__TASK__
From the listing below, extract each entry exactly as written, minus the images.

__DATA ENTRIES__
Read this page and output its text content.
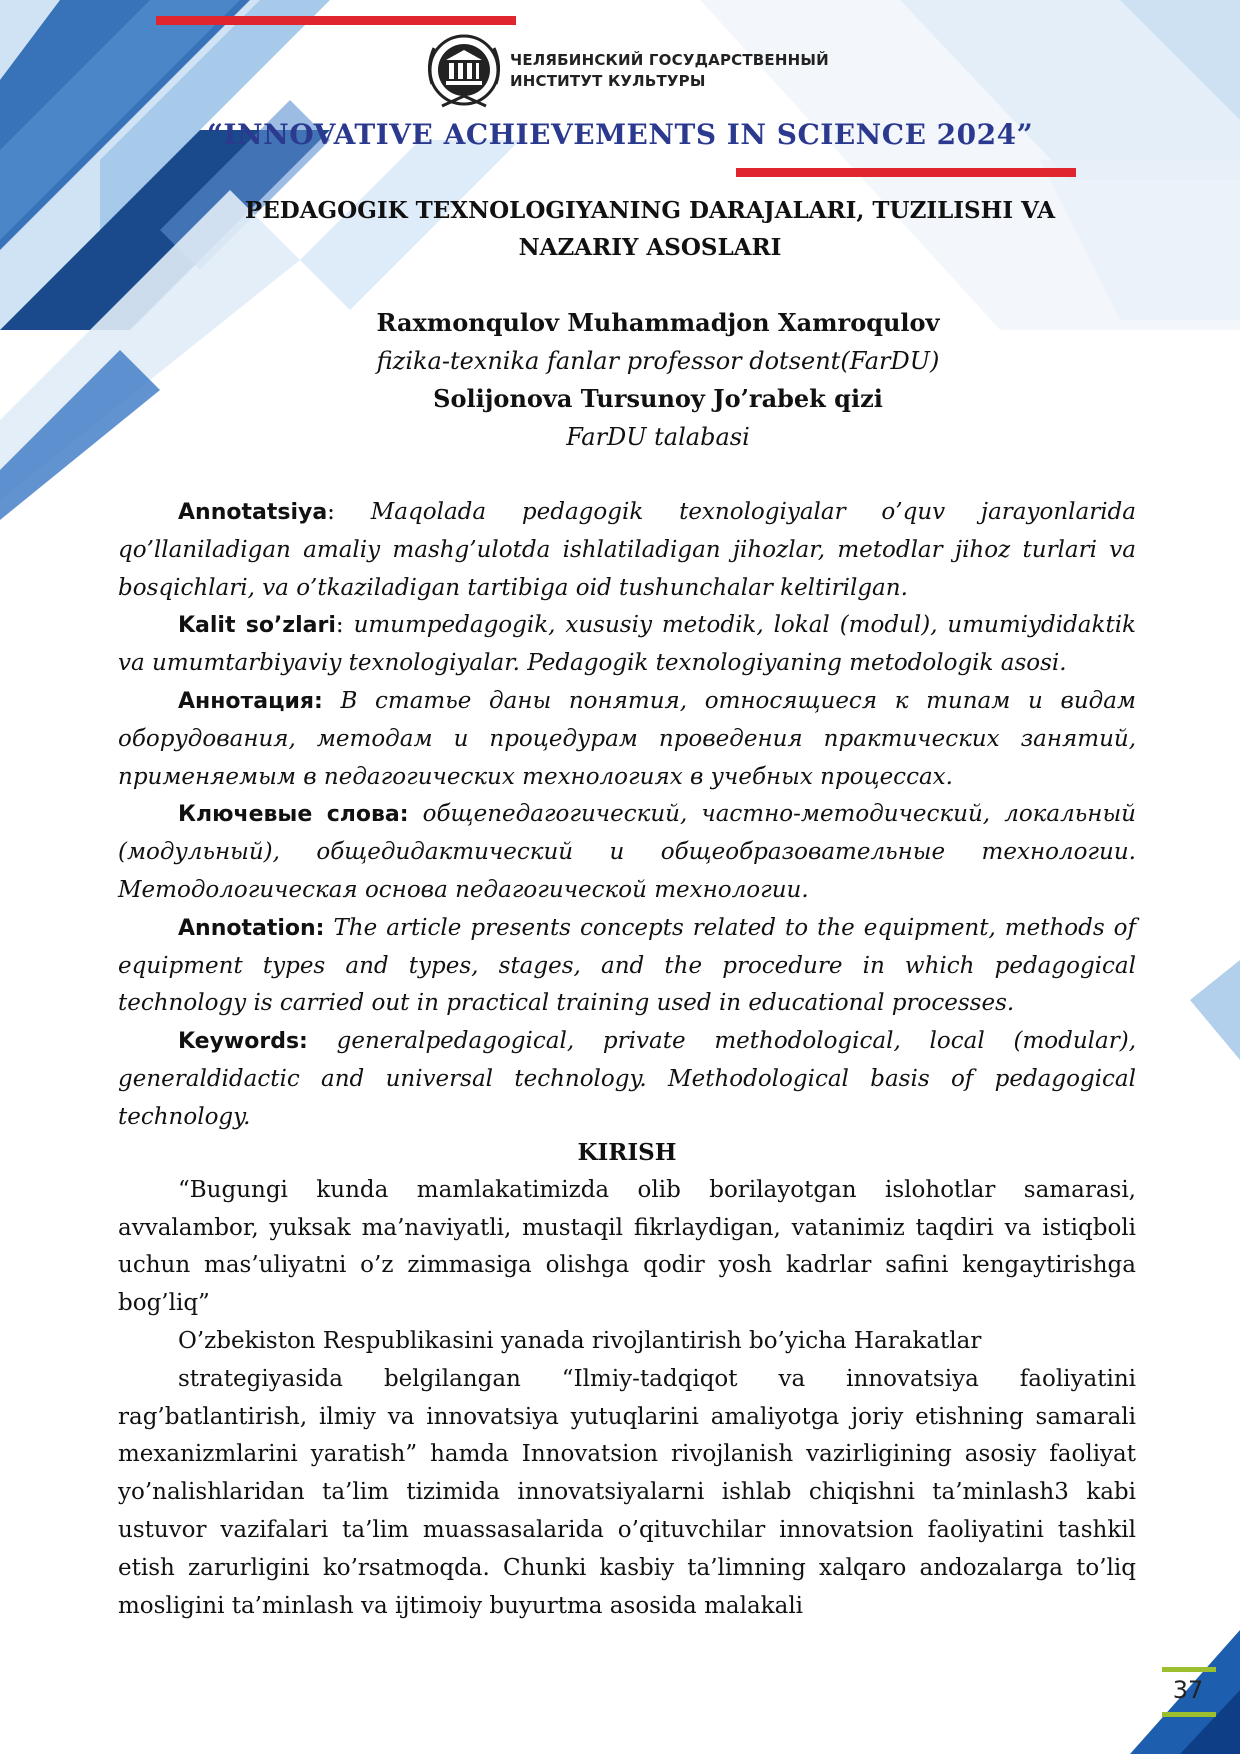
ЧЕЛЯБИНСКИЙ ГОСУДАРСТВЕННЫЙ
ИНСТИТУТ КУЛЬТУРЫ
“INNOVATIVE ACHIEVEMENTS IN SCIENCE 2024”
PEDAGOGIK TEXNOLOGIYANING DARAJALARI, TUZILISHI VA
NAZARIY ASOSLARI
Raxmonqulov Muhammadjon Xamroqulov
fizika-texnika fanlar professor dotsent(FarDU)
Solijonova Tursunoy Jo’rabek qizi
FarDU talabasi

Annotatsiya: Maqolada pedagogik texnologiyalar o’quv jarayonlarida qo’llaniladigan amaliy mashg’ulotda ishlatiladigan jihozlar, metodlar jihoz turlari va bosqichlari, va o’tkaziladigan tartibiga oid tushunchalar keltirilgan.

Kalit so’zlari: umumpedagogik, xususiy metodik, lokal (modul), umumiydidaktik va umumtarbiyaviy texnologiyalar. Pedagogik texnologiyaning metodologik asosi.

Аннотация: В статье даны понятия, относящиеся к типам и видам оборудования, методам и процедурам проведения практических занятий, применяемым в педагогических технологиях в учебных процессах.

Ключевые слова: общепедагогический, частно-методический, локальный (модульный), общедидактический и общеобразовательные технологии. Методологическая основа педагогической технологии.

Annotation: The article presents concepts related to the equipment, methods of equipment types and types, stages, and the procedure in which pedagogical technology is carried out in practical training used in educational processes.

Keywords: generalpedagogical, private methodological, local (modular), generaldidactic and universal technology. Methodological basis of pedagogical technology.

KIRISH

“Bugungi kunda mamlakatimizda olib borilayotgan islohotlar samarasi, avvalambor, yuksak ma’naviyatli, mustaqil fikrlaydigan, vatanimiz taqdiri va istiqboli uchun mas’uliyatni o’z zimmasiga olishga qodir yosh kadrlar safini kengaytirishga bog’liq”

O’zbekiston Respublikasini yanada rivojlantirish bo’yicha Harakatlar

strategiyasida belgilangan “Ilmiy-tadqiqot va innovatsiya faoliyatini rag’batlantirish, ilmiy va innovatsiya yutuqlarini amaliyotga joriy etishning samarali mexanizmlarini yaratish” hamda Innovatsion rivojlanish vazirligining asosiy faoliyat yo’nalishlaridan ta’lim tizimida innovatsiyalarni ishlab chiqishni ta’minlash3 kabi ustuvor vazifalari ta’lim muassasalarida o’qituvchilar innovatsion faoliyatini tashkil etish zarurligini ko’rsatmoqda. Chunki kasbiy ta’limning xalqaro andozalarga to’liq mosligini ta’minlash va ijtimoiy buyurtma asosida malakali

37
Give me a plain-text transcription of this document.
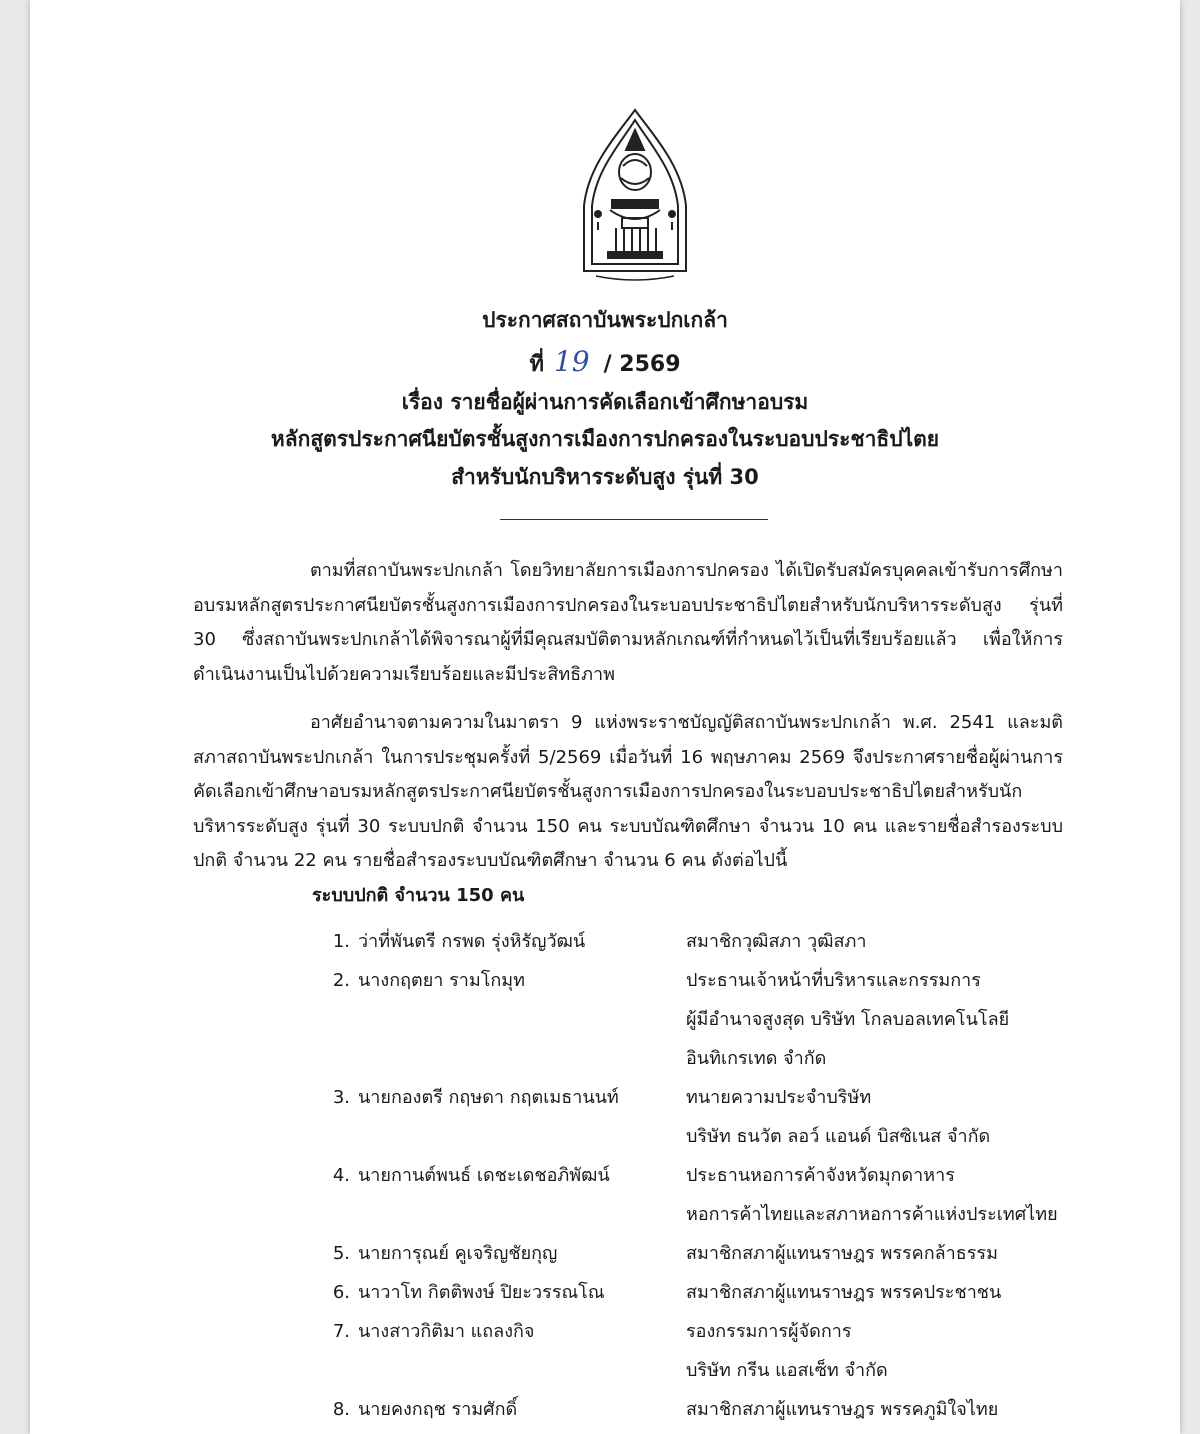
ประกาศสถาบันพระปกเกล้า
ที่ 19 / 2569
เรื่อง รายชื่อผู้ผ่านการคัดเลือกเข้าศึกษาอบรม
หลักสูตรประกาศนียบัตรชั้นสูงการเมืองการปกครองในระบอบประชาธิปไตย
สำหรับนักบริหารระดับสูง รุ่นที่ 30
ตามที่สถาบันพระปกเกล้า โดยวิทยาลัยการเมืองการปกครอง ได้เปิดรับสมัครบุคคลเข้ารับการศึกษาอบรมหลักสูตรประกาศนียบัตรชั้นสูงการเมืองการปกครองในระบอบประชาธิปไตยสำหรับนักบริหารระดับสูง รุ่นที่ 30 ซึ่งสถาบันพระปกเกล้าได้พิจารณาผู้ที่มีคุณสมบัติตามหลักเกณฑ์ที่กำหนดไว้เป็นที่เรียบร้อยแล้ว เพื่อให้การดำเนินงานเป็นไปด้วยความเรียบร้อยและมีประสิทธิภาพ
อาศัยอำนาจตามความในมาตรา 9 แห่งพระราชบัญญัติสถาบันพระปกเกล้า พ.ศ. 2541 และมติสภาสถาบันพระปกเกล้า ในการประชุมครั้งที่ 5/2569 เมื่อวันที่ 16 พฤษภาคม 2569 จึงประกาศรายชื่อผู้ผ่านการคัดเลือกเข้าศึกษาอบรมหลักสูตรประกาศนียบัตรชั้นสูงการเมืองการปกครองในระบอบประชาธิปไตยสำหรับนักบริหารระดับสูง รุ่นที่ 30 ระบบปกติ จำนวน 150 คน ระบบบัณฑิตศึกษา จำนวน 10 คน และรายชื่อสำรองระบบปกติ จำนวน 22 คน รายชื่อสำรองระบบบัณฑิตศึกษา จำนวน 6 คน ดังต่อไปนี้
ระบบปกติ จำนวน 150 คน
1. ว่าที่พันตรี กรพด รุ่งหิรัญวัฒน์	สมาชิกวุฒิสภา วุฒิสภา
2. นางกฤตยา รามโกมุท	ประธานเจ้าหน้าที่บริหารและกรรมการ
ผู้มีอำนาจสูงสุด บริษัท โกลบอลเทคโนโลยี
อินทิเกรเทด จำกัด
3. นายกองตรี กฤษดา กฤตเมธานนท์	ทนายความประจำบริษัท
บริษัท ธนวัต ลอว์ แอนด์ บิสซิเนส จำกัด
4. นายกานต์พนธ์ เดชะเดชอภิพัฒน์	ประธานหอการค้าจังหวัดมุกดาหาร
หอการค้าไทยและสภาหอการค้าแห่งประเทศไทย
5. นายการุณย์ คูเจริญชัยกุญ	สมาชิกสภาผู้แทนราษฎร พรรคกล้าธรรม
6. นาวาโท กิตติพงษ์ ปิยะวรรณโณ	สมาชิกสภาผู้แทนราษฎร พรรคประชาชน
7. นางสาวกิติมา แถลงกิจ	รองกรรมการผู้จัดการ
บริษัท กรีน แอสเซ็ท จำกัด
8. นายคงกฤช รามศักดิ์	สมาชิกสภาผู้แทนราษฎร พรรคภูมิใจไทย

__TASK SOLUTION__
Read this page and output its text content.
ЧЕЛЯБИНСКИЙ ГОСУДАРСТВЕННЫЙ
ИНСТИТУТ КУЛЬТУРЫ
“INNOVATIVE ACHIEVEMENTS IN SCIENCE 2024”
PEDAGOGIK TEXNOLOGIYANING DARAJALARI, TUZILISHI VA
NAZARIY ASOSLARI
Raxmonqulov Muhammadjon Xamroqulov
fizika-texnika fanlar professor dotsent(FarDU)
Solijonova Tursunoy Jo’rabek qizi
FarDU talabasi

Annotatsiya: Maqolada pedagogik texnologiyalar o’quv jarayonlarida qo’llaniladigan amaliy mashg’ulotda ishlatiladigan jihozlar, metodlar jihoz turlari va bosqichlari, va o’tkaziladigan tartibiga oid tushunchalar keltirilgan.

Kalit so’zlari: umumpedagogik, xususiy metodik, lokal (modul), umumiydidaktik va umumtarbiyaviy texnologiyalar. Pedagogik texnologiyaning metodologik asosi.

Аннотация: В статье даны понятия, относящиеся к типам и видам оборудования, методам и процедурам проведения практических занятий, применяемым в педагогических технологиях в учебных процессах.

Ключевые слова: общепедагогический, частно-методический, локальный (модульный), общедидактический и общеобразовательные технологии. Методологическая основа педагогической технологии.

Annotation: The article presents concepts related to the equipment, methods of equipment types and types, stages, and the procedure in which pedagogical technology is carried out in practical training used in educational processes.

Keywords: generalpedagogical, private methodological, local (modular), generaldidactic and universal technology. Methodological basis of pedagogical technology.

KIRISH

“Bugungi kunda mamlakatimizda olib borilayotgan islohotlar samarasi, avvalambor, yuksak ma’naviyatli, mustaqil fikrlaydigan, vatanimiz taqdiri va istiqboli uchun mas’uliyatni o’z zimmasiga olishga qodir yosh kadrlar safini kengaytirishga bog’liq”

O’zbekiston Respublikasini yanada rivojlantirish bo’yicha Harakatlar

strategiyasida belgilangan “Ilmiy-tadqiqot va innovatsiya faoliyatini rag’batlantirish, ilmiy va innovatsiya yutuqlarini amaliyotga joriy etishning samarali mexanizmlarini yaratish” hamda Innovatsion rivojlanish vazirligining asosiy faoliyat yo’nalishlaridan ta’lim tizimida innovatsiyalarni ishlab chiqishni ta’minlash3 kabi ustuvor vazifalari ta’lim muassasalarida o’qituvchilar innovatsion faoliyatini tashkil etish zarurligini ko’rsatmoqda. Chunki kasbiy ta’limning xalqaro andozalarga to’liq mosligini ta’minlash va ijtimoiy buyurtma asosida malakali

37
Give me a plain-text transcription of this document.
ประกาศสถาบันพระปกเกล้า
ที่ 19 / 2569
เรื่อง รายชื่อผู้ผ่านการคัดเลือกเข้าศึกษาอบรม
หลักสูตรประกาศนียบัตรชั้นสูงการเมืองการปกครองในระบอบประชาธิปไตย
สำหรับนักบริหารระดับสูง รุ่นที่ 30
ตามที่สถาบันพระปกเกล้า โดยวิทยาลัยการเมืองการปกครอง ได้เปิดรับสมัครบุคคลเข้ารับการศึกษาอบรมหลักสูตรประกาศนียบัตรชั้นสูงการเมืองการปกครองในระบอบประชาธิปไตยสำหรับนักบริหารระดับสูง รุ่นที่ 30 ซึ่งสถาบันพระปกเกล้าได้พิจารณาผู้ที่มีคุณสมบัติตามหลักเกณฑ์ที่กำหนดไว้เป็นที่เรียบร้อยแล้ว เพื่อให้การดำเนินงานเป็นไปด้วยความเรียบร้อยและมีประสิทธิภาพ
อาศัยอำนาจตามความในมาตรา 9 แห่งพระราชบัญญัติสถาบันพระปกเกล้า พ.ศ. 2541 และมติสภาสถาบันพระปกเกล้า ในการประชุมครั้งที่ 5/2569 เมื่อวันที่ 16 พฤษภาคม 2569 จึงประกาศรายชื่อผู้ผ่านการคัดเลือกเข้าศึกษาอบรมหลักสูตรประกาศนียบัตรชั้นสูงการเมืองการปกครองในระบอบประชาธิปไตยสำหรับนักบริหารระดับสูง รุ่นที่ 30 ระบบปกติ จำนวน 150 คน ระบบบัณฑิตศึกษา จำนวน 10 คน และรายชื่อสำรองระบบปกติ จำนวน 22 คน รายชื่อสำรองระบบบัณฑิตศึกษา จำนวน 6 คน ดังต่อไปนี้
ระบบปกติ จำนวน 150 คน
1. ว่าที่พันตรี กรพด รุ่งหิรัญวัฒน์	สมาชิกวุฒิสภา วุฒิสภา
2. นางกฤตยา รามโกมุท	ประธานเจ้าหน้าที่บริหารและกรรมการ
ผู้มีอำนาจสูงสุด บริษัท โกลบอลเทคโนโลยี
อินทิเกรเทด จำกัด
3. นายกองตรี กฤษดา กฤตเมธานนท์	ทนายความประจำบริษัท
บริษัท ธนวัต ลอว์ แอนด์ บิสซิเนส จำกัด
4. นายกานต์พนธ์ เดชะเดชอภิพัฒน์	ประธานหอการค้าจังหวัดมุกดาหาร
หอการค้าไทยและสภาหอการค้าแห่งประเทศไทย
5. นายการุณย์ คูเจริญชัยกุญ	สมาชิกสภาผู้แทนราษฎร พรรคกล้าธรรม
6. นาวาโท กิตติพงษ์ ปิยะวรรณโณ	สมาชิกสภาผู้แทนราษฎร พรรคประชาชน
7. นางสาวกิติมา แถลงกิจ	รองกรรมการผู้จัดการ
บริษัท กรีน แอสเซ็ท จำกัด
8. นายคงกฤช รามศักดิ์	สมาชิกสภาผู้แทนราษฎร พรรคภูมิใจไทย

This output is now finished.